▶ [WORK TO BE COMPLETED]:
Read the data and repeat it in full, exactly.

▶ [PROVIDED INFORMATION]:
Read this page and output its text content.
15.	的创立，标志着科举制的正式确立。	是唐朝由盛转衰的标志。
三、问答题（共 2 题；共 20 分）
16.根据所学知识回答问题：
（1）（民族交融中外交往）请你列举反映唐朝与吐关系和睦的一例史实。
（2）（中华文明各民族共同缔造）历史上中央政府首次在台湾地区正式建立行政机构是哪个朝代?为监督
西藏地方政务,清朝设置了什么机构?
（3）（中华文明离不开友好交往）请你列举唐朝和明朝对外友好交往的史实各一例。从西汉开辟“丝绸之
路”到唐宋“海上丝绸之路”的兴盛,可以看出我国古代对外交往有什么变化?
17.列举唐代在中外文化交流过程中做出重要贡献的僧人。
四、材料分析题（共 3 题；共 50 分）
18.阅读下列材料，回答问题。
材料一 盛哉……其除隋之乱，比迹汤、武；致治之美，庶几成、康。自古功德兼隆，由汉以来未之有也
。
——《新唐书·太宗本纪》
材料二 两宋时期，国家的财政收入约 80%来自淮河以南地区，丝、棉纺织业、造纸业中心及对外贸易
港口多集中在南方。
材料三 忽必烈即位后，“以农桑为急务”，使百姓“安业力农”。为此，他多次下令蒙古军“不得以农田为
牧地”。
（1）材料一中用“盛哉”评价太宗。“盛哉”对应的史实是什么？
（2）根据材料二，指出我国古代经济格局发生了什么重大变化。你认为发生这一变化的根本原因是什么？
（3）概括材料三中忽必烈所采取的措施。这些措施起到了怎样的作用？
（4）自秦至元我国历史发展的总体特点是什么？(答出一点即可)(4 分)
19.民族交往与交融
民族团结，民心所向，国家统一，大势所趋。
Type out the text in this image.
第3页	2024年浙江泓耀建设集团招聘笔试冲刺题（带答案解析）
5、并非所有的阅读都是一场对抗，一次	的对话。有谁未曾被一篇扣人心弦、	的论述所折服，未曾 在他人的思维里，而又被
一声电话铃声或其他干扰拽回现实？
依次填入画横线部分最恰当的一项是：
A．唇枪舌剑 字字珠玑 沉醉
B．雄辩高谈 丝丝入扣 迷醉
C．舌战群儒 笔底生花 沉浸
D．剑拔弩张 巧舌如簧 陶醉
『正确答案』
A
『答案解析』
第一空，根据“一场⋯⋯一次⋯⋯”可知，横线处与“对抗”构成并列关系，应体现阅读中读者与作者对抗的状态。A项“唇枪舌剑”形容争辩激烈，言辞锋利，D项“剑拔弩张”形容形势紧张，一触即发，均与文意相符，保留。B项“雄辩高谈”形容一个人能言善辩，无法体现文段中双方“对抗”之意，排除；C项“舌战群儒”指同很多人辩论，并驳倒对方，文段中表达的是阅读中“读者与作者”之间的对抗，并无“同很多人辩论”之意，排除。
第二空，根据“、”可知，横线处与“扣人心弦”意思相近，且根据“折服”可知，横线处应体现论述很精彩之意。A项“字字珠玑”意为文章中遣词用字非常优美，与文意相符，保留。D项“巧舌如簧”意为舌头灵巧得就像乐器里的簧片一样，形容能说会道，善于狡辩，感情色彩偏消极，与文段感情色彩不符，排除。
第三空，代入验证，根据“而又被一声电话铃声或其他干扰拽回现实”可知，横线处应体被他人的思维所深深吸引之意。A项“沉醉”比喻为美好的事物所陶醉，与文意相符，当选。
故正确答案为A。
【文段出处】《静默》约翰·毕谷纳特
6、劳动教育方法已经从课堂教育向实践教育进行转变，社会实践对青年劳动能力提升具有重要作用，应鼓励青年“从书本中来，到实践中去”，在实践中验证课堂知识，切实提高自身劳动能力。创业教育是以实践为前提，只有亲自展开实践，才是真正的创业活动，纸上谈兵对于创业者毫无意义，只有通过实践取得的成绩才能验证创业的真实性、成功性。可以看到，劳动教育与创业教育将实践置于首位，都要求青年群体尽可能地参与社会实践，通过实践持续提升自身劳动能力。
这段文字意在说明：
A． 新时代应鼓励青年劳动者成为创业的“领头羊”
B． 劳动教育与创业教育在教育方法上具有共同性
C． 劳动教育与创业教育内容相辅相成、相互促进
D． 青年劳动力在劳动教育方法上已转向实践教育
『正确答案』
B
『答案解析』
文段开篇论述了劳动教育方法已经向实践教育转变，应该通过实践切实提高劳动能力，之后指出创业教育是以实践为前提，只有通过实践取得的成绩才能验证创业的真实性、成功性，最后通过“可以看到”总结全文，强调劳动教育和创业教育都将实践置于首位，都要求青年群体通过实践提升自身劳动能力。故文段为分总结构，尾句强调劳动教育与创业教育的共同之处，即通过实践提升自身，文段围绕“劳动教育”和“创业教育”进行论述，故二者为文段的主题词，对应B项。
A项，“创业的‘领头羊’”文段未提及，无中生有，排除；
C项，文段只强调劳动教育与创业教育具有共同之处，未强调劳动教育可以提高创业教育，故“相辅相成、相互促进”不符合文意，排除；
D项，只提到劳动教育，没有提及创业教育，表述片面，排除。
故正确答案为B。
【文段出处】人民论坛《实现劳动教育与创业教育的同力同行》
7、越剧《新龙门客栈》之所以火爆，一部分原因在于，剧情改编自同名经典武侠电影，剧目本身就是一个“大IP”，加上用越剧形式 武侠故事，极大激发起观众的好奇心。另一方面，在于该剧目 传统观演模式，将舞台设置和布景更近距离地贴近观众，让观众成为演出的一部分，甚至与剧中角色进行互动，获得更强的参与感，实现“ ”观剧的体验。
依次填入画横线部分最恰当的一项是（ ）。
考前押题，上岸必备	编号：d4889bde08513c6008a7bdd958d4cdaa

▶ [TASK ANSWER]:
Read this page and output its text content.
15.	的创立，标志着科举制的正式确立。	是唐朝由盛转衰的标志。
三、问答题（共 2 题；共 20 分）
16.根据所学知识回答问题：
（1）（民族交融中外交往）请你列举反映唐朝与吐关系和睦的一例史实。
（2）（中华文明各民族共同缔造）历史上中央政府首次在台湾地区正式建立行政机构是哪个朝代?为监督
西藏地方政务,清朝设置了什么机构?
（3）（中华文明离不开友好交往）请你列举唐朝和明朝对外友好交往的史实各一例。从西汉开辟“丝绸之
路”到唐宋“海上丝绸之路”的兴盛,可以看出我国古代对外交往有什么变化?
17.列举唐代在中外文化交流过程中做出重要贡献的僧人。
四、材料分析题（共 3 题；共 50 分）
18.阅读下列材料，回答问题。
材料一 盛哉……其除隋之乱，比迹汤、武；致治之美，庶几成、康。自古功德兼隆，由汉以来未之有也
。
——《新唐书·太宗本纪》
材料二 两宋时期，国家的财政收入约 80%来自淮河以南地区，丝、棉纺织业、造纸业中心及对外贸易
港口多集中在南方。
材料三 忽必烈即位后，“以农桑为急务”，使百姓“安业力农”。为此，他多次下令蒙古军“不得以农田为
牧地”。
（1）材料一中用“盛哉”评价太宗。“盛哉”对应的史实是什么？
（2）根据材料二，指出我国古代经济格局发生了什么重大变化。你认为发生这一变化的根本原因是什么？
（3）概括材料三中忽必烈所采取的措施。这些措施起到了怎样的作用？
（4）自秦至元我国历史发展的总体特点是什么？(答出一点即可)(4 分)
19.民族交往与交融
民族团结，民心所向，国家统一，大势所趋。
Type out the text in this image.
第3页	2024年浙江泓耀建设集团招聘笔试冲刺题（带答案解析）
5、并非所有的阅读都是一场对抗，一次	的对话。有谁未曾被一篇扣人心弦、	的论述所折服，未曾 在他人的思维里，而又被
一声电话铃声或其他干扰拽回现实？
依次填入画横线部分最恰当的一项是：
A．唇枪舌剑 字字珠玑 沉醉
B．雄辩高谈 丝丝入扣 迷醉
C．舌战群儒 笔底生花 沉浸
D．剑拔弩张 巧舌如簧 陶醉
『正确答案』
A
『答案解析』
第一空，根据“一场⋯⋯一次⋯⋯”可知，横线处与“对抗”构成并列关系，应体现阅读中读者与作者对抗的状态。A项“唇枪舌剑”形容争辩激烈，言辞锋利，D项“剑拔弩张”形容形势紧张，一触即发，均与文意相符，保留。B项“雄辩高谈”形容一个人能言善辩，无法体现文段中双方“对抗”之意，排除；C项“舌战群儒”指同很多人辩论，并驳倒对方，文段中表达的是阅读中“读者与作者”之间的对抗，并无“同很多人辩论”之意，排除。
第二空，根据“、”可知，横线处与“扣人心弦”意思相近，且根据“折服”可知，横线处应体现论述很精彩之意。A项“字字珠玑”意为文章中遣词用字非常优美，与文意相符，保留。D项“巧舌如簧”意为舌头灵巧得就像乐器里的簧片一样，形容能说会道，善于狡辩，感情色彩偏消极，与文段感情色彩不符，排除。
第三空，代入验证，根据“而又被一声电话铃声或其他干扰拽回现实”可知，横线处应体被他人的思维所深深吸引之意。A项“沉醉”比喻为美好的事物所陶醉，与文意相符，当选。
故正确答案为A。
【文段出处】《静默》约翰·毕谷纳特
6、劳动教育方法已经从课堂教育向实践教育进行转变，社会实践对青年劳动能力提升具有重要作用，应鼓励青年“从书本中来，到实践中去”，在实践中验证课堂知识，切实提高自身劳动能力。创业教育是以实践为前提，只有亲自展开实践，才是真正的创业活动，纸上谈兵对于创业者毫无意义，只有通过实践取得的成绩才能验证创业的真实性、成功性。可以看到，劳动教育与创业教育将实践置于首位，都要求青年群体尽可能地参与社会实践，通过实践持续提升自身劳动能力。
这段文字意在说明：
A． 新时代应鼓励青年劳动者成为创业的“领头羊”
B． 劳动教育与创业教育在教育方法上具有共同性
C． 劳动教育与创业教育内容相辅相成、相互促进
D． 青年劳动力在劳动教育方法上已转向实践教育
『正确答案』
B
『答案解析』
文段开篇论述了劳动教育方法已经向实践教育转变，应该通过实践切实提高劳动能力，之后指出创业教育是以实践为前提，只有通过实践取得的成绩才能验证创业的真实性、成功性，最后通过“可以看到”总结全文，强调劳动教育和创业教育都将实践置于首位，都要求青年群体通过实践提升自身劳动能力。故文段为分总结构，尾句强调劳动教育与创业教育的共同之处，即通过实践提升自身，文段围绕“劳动教育”和“创业教育”进行论述，故二者为文段的主题词，对应B项。
A项，“创业的‘领头羊’”文段未提及，无中生有，排除；
C项，文段只强调劳动教育与创业教育具有共同之处，未强调劳动教育可以提高创业教育，故“相辅相成、相互促进”不符合文意，排除；
D项，只提到劳动教育，没有提及创业教育，表述片面，排除。
故正确答案为B。
【文段出处】人民论坛《实现劳动教育与创业教育的同力同行》
7、越剧《新龙门客栈》之所以火爆，一部分原因在于，剧情改编自同名经典武侠电影，剧目本身就是一个“大IP”，加上用越剧形式 武侠故事，极大激发起观众的好奇心。另一方面，在于该剧目 传统观演模式，将舞台设置和布景更近距离地贴近观众，让观众成为演出的一部分，甚至与剧中角色进行互动，获得更强的参与感，实现“ ”观剧的体验。
依次填入画横线部分最恰当的一项是（ ）。
考前押题，上岸必备	编号：d4889bde08513c6008a7bdd958d4cdaa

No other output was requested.